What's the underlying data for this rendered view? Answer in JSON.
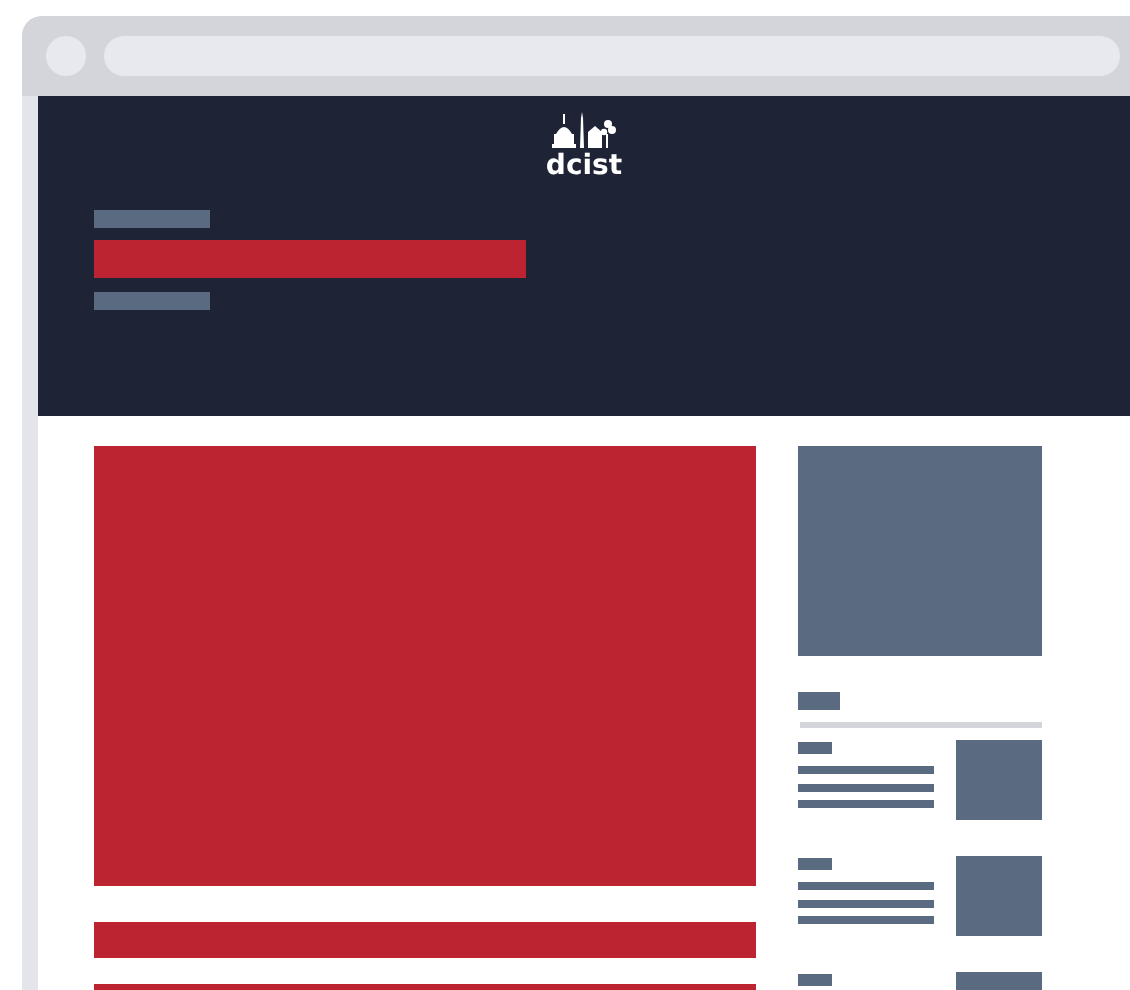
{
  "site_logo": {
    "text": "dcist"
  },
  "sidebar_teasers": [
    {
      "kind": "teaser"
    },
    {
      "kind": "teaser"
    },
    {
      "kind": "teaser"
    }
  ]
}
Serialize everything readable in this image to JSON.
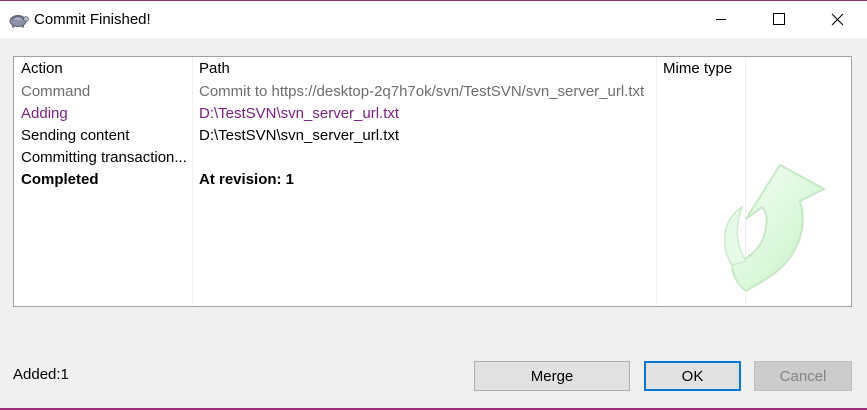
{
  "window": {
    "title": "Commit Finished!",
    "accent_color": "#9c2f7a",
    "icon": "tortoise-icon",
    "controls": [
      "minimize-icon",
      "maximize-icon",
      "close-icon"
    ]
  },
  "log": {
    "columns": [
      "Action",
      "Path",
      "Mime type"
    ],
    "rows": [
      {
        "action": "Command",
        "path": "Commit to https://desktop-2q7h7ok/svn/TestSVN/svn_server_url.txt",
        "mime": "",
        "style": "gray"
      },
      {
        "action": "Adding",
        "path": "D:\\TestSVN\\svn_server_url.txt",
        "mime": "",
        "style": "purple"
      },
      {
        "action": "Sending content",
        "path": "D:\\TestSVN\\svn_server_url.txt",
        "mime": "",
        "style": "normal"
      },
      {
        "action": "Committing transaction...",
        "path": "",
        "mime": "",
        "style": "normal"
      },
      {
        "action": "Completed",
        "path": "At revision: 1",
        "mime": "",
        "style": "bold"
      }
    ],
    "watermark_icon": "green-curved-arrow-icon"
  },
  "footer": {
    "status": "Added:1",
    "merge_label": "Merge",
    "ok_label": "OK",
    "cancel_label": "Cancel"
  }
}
..........
• WHAT YOU SHOULD DO: Find the lines above that contain the word "icon" and collect them.

• THE REPLY:
    "icon": "tortoise-icon",
      "minimize-icon",
      "maximize-icon",
      "close-icon"
    "watermark_icon": "green-curved-arrow-icon"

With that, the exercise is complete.